▶ _SUPPLIED DATA_:
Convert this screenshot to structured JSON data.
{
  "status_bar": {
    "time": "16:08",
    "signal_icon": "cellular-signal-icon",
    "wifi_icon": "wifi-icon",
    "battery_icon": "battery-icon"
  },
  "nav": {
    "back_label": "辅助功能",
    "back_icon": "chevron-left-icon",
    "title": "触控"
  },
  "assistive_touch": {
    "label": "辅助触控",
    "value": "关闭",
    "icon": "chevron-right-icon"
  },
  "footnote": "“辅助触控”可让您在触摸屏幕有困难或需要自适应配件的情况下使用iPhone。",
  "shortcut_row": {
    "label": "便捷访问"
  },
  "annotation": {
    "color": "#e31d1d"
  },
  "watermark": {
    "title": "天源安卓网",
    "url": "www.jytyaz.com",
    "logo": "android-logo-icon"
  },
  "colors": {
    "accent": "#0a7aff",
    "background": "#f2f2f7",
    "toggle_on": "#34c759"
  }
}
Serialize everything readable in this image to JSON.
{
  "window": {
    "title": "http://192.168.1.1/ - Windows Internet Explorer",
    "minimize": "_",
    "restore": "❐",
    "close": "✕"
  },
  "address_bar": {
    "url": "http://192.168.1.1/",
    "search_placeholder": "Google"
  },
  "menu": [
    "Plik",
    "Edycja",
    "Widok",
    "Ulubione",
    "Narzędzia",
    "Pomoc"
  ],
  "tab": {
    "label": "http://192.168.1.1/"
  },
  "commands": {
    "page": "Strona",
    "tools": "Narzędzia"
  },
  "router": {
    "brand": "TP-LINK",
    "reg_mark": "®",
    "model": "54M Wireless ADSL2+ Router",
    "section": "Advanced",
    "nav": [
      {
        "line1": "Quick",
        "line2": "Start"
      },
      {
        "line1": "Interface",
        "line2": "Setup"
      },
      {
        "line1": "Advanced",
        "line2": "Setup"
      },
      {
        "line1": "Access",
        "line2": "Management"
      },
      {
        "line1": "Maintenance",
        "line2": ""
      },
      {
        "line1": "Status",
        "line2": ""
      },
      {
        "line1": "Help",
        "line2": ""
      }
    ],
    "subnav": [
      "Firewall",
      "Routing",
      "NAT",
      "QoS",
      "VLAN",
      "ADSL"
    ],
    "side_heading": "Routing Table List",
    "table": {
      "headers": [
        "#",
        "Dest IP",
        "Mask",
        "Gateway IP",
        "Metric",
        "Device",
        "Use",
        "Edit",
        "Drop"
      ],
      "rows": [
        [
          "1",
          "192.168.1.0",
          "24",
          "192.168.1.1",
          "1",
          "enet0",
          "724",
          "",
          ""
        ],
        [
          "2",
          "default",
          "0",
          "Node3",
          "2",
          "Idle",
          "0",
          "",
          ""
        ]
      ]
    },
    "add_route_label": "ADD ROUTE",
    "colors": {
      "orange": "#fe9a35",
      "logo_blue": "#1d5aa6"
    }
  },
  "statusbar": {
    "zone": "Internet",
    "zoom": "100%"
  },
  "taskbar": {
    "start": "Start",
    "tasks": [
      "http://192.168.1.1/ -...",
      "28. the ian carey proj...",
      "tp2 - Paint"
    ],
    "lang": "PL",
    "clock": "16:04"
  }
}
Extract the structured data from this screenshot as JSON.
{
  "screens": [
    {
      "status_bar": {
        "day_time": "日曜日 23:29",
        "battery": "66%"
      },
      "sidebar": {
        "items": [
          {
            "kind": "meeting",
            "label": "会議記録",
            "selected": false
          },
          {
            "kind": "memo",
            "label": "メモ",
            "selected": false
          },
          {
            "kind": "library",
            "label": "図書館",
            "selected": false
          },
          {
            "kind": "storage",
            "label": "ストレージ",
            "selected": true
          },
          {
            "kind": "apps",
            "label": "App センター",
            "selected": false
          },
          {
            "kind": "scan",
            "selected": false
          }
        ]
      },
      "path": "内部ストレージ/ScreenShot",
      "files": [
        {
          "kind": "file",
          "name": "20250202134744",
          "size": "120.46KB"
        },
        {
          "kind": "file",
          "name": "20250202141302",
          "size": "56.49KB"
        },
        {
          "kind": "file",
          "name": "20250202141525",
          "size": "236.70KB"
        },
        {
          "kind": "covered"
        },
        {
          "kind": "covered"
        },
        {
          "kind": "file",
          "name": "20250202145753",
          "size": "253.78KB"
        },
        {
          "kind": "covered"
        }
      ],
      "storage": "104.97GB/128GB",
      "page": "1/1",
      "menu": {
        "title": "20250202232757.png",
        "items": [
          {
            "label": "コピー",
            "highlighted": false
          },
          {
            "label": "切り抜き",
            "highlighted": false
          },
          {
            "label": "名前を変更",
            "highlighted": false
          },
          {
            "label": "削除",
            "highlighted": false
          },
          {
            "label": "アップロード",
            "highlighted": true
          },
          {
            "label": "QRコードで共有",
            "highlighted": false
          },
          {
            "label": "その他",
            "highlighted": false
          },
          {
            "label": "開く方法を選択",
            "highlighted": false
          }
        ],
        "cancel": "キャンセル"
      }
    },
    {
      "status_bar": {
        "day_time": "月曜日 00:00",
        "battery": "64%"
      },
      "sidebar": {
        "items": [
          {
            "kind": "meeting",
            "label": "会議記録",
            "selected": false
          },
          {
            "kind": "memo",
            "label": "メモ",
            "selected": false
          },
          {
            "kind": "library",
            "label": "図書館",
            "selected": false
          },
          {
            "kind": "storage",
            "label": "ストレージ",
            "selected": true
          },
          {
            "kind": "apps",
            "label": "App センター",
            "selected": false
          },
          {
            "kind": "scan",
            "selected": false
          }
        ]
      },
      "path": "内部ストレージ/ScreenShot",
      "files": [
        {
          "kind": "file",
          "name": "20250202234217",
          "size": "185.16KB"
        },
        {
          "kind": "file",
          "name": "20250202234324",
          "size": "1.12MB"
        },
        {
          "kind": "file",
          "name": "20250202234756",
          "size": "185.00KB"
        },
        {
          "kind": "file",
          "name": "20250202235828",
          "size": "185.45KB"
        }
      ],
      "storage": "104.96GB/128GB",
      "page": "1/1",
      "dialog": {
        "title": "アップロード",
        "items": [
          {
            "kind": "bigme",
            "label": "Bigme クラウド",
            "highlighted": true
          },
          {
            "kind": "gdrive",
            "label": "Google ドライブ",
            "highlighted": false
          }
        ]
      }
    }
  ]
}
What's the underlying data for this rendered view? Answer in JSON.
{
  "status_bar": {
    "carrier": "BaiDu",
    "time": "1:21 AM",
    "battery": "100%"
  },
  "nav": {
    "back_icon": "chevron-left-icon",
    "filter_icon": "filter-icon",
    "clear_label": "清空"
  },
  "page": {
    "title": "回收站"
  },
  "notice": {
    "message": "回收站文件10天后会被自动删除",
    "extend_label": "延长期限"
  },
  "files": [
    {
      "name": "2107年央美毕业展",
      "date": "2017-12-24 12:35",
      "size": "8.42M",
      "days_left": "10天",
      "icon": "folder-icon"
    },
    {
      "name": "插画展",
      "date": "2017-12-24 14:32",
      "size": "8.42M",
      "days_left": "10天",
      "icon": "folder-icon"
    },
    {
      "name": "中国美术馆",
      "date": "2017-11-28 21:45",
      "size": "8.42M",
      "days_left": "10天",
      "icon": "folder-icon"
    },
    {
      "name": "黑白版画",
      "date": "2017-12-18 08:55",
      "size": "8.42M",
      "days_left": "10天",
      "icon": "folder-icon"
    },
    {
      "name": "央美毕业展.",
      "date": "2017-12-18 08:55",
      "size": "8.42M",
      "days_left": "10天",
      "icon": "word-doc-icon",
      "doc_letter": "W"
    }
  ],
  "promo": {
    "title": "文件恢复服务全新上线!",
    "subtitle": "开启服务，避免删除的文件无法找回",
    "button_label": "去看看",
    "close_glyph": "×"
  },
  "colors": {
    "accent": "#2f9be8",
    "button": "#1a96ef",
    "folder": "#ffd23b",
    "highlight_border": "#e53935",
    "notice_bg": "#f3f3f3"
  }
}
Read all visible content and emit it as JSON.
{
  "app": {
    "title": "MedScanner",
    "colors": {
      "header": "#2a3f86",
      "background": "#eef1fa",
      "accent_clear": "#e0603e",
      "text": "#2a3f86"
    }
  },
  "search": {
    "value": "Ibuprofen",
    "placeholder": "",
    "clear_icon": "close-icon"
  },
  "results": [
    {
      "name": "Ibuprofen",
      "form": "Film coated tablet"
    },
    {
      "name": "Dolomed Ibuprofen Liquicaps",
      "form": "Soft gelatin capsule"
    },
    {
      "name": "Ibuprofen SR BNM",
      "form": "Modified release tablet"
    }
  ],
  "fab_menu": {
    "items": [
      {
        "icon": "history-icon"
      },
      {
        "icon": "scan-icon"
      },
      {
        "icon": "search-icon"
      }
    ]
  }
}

▶ _WORK REQUIRED_: Copy each line of the entries that includes the word "background".

▶ _TASK OUTPUT_:
    "background": "#f2f2f7",
      "background": "#eef1fa",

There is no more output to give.